§ **DATA EXCERPTS**

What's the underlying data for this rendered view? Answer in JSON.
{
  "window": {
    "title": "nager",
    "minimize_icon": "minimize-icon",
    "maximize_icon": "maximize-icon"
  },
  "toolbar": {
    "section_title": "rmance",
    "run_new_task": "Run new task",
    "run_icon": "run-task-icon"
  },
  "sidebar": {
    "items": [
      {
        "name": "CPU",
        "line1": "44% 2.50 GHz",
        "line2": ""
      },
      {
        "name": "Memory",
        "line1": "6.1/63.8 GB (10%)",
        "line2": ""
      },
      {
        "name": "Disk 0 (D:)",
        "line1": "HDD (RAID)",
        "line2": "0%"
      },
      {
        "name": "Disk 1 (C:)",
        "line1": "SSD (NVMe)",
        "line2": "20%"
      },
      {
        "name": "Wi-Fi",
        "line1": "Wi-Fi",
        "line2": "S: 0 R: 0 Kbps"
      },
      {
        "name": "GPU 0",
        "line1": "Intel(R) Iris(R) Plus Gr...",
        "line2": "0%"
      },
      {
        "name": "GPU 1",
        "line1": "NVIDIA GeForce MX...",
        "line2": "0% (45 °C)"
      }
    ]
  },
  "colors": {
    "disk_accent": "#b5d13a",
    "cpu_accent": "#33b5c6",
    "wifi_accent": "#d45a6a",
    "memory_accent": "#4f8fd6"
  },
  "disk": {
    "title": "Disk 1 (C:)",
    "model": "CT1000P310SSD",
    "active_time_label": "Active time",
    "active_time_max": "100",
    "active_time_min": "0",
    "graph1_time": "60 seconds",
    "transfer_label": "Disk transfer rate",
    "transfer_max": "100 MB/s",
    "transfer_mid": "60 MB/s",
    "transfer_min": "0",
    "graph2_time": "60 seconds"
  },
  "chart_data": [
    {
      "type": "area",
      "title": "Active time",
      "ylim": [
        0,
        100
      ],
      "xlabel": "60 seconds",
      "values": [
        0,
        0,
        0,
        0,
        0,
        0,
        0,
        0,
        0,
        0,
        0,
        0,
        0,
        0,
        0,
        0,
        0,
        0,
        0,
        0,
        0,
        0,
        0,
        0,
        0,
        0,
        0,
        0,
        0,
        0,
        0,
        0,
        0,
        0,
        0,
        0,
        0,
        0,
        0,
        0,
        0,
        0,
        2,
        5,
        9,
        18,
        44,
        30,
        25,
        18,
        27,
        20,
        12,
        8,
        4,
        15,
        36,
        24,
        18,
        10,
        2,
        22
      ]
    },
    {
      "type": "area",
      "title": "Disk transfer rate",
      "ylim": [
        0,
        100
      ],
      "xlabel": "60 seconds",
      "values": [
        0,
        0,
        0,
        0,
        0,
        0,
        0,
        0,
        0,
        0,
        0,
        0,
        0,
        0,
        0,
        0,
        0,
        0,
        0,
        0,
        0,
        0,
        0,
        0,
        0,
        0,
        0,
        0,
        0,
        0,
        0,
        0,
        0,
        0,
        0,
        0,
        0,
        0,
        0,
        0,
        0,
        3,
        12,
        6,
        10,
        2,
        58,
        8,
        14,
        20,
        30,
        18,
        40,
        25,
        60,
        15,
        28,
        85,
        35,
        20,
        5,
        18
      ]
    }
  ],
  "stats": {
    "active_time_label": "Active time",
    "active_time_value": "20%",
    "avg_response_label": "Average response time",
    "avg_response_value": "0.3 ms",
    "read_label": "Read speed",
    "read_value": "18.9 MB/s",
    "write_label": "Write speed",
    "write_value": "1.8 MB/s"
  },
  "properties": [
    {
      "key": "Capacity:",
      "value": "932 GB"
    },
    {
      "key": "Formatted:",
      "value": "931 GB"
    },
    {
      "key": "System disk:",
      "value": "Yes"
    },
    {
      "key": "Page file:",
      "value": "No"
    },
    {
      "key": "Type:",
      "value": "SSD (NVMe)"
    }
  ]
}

§ **TASK OBJECTIVE**
All of the material must be reproduced exactly.

§ **FINAL RESULT**
What's the underlying data for this rendered view? Answer in JSON.
{
  "window": {
    "title": "nager",
    "minimize_icon": "minimize-icon",
    "maximize_icon": "maximize-icon"
  },
  "toolbar": {
    "section_title": "rmance",
    "run_new_task": "Run new task",
    "run_icon": "run-task-icon"
  },
  "sidebar": {
    "items": [
      {
        "name": "CPU",
        "line1": "44% 2.50 GHz",
        "line2": ""
      },
      {
        "name": "Memory",
        "line1": "6.1/63.8 GB (10%)",
        "line2": ""
      },
      {
        "name": "Disk 0 (D:)",
        "line1": "HDD (RAID)",
        "line2": "0%"
      },
      {
        "name": "Disk 1 (C:)",
        "line1": "SSD (NVMe)",
        "line2": "20%"
      },
      {
        "name": "Wi-Fi",
        "line1": "Wi-Fi",
        "line2": "S: 0 R: 0 Kbps"
      },
      {
        "name": "GPU 0",
        "line1": "Intel(R) Iris(R) Plus Gr...",
        "line2": "0%"
      },
      {
        "name": "GPU 1",
        "line1": "NVIDIA GeForce MX...",
        "line2": "0% (45 °C)"
      }
    ]
  },
  "colors": {
    "disk_accent": "#b5d13a",
    "cpu_accent": "#33b5c6",
    "wifi_accent": "#d45a6a",
    "memory_accent": "#4f8fd6"
  },
  "disk": {
    "title": "Disk 1 (C:)",
    "model": "CT1000P310SSD",
    "active_time_label": "Active time",
    "active_time_max": "100",
    "active_time_min": "0",
    "graph1_time": "60 seconds",
    "transfer_label": "Disk transfer rate",
    "transfer_max": "100 MB/s",
    "transfer_mid": "60 MB/s",
    "transfer_min": "0",
    "graph2_time": "60 seconds"
  },
  "chart_data": [
    {
      "type": "area",
      "title": "Active time",
      "ylim": [
        0,
        100
      ],
      "xlabel": "60 seconds",
      "values": [
        0,
        0,
        0,
        0,
        0,
        0,
        0,
        0,
        0,
        0,
        0,
        0,
        0,
        0,
        0,
        0,
        0,
        0,
        0,
        0,
        0,
        0,
        0,
        0,
        0,
        0,
        0,
        0,
        0,
        0,
        0,
        0,
        0,
        0,
        0,
        0,
        0,
        0,
        0,
        0,
        0,
        0,
        2,
        5,
        9,
        18,
        44,
        30,
        25,
        18,
        27,
        20,
        12,
        8,
        4,
        15,
        36,
        24,
        18,
        10,
        2,
        22
      ]
    },
    {
      "type": "area",
      "title": "Disk transfer rate",
      "ylim": [
        0,
        100
      ],
      "xlabel": "60 seconds",
      "values": [
        0,
        0,
        0,
        0,
        0,
        0,
        0,
        0,
        0,
        0,
        0,
        0,
        0,
        0,
        0,
        0,
        0,
        0,
        0,
        0,
        0,
        0,
        0,
        0,
        0,
        0,
        0,
        0,
        0,
        0,
        0,
        0,
        0,
        0,
        0,
        0,
        0,
        0,
        0,
        0,
        0,
        3,
        12,
        6,
        10,
        2,
        58,
        8,
        14,
        20,
        30,
        18,
        40,
        25,
        60,
        15,
        28,
        85,
        35,
        20,
        5,
        18
      ]
    }
  ],
  "stats": {
    "active_time_label": "Active time",
    "active_time_value": "20%",
    "avg_response_label": "Average response time",
    "avg_response_value": "0.3 ms",
    "read_label": "Read speed",
    "read_value": "18.9 MB/s",
    "write_label": "Write speed",
    "write_value": "1.8 MB/s"
  },
  "properties": [
    {
      "key": "Capacity:",
      "value": "932 GB"
    },
    {
      "key": "Formatted:",
      "value": "931 GB"
    },
    {
      "key": "System disk:",
      "value": "Yes"
    },
    {
      "key": "Page file:",
      "value": "No"
    },
    {
      "key": "Type:",
      "value": "SSD (NVMe)"
    }
  ]
}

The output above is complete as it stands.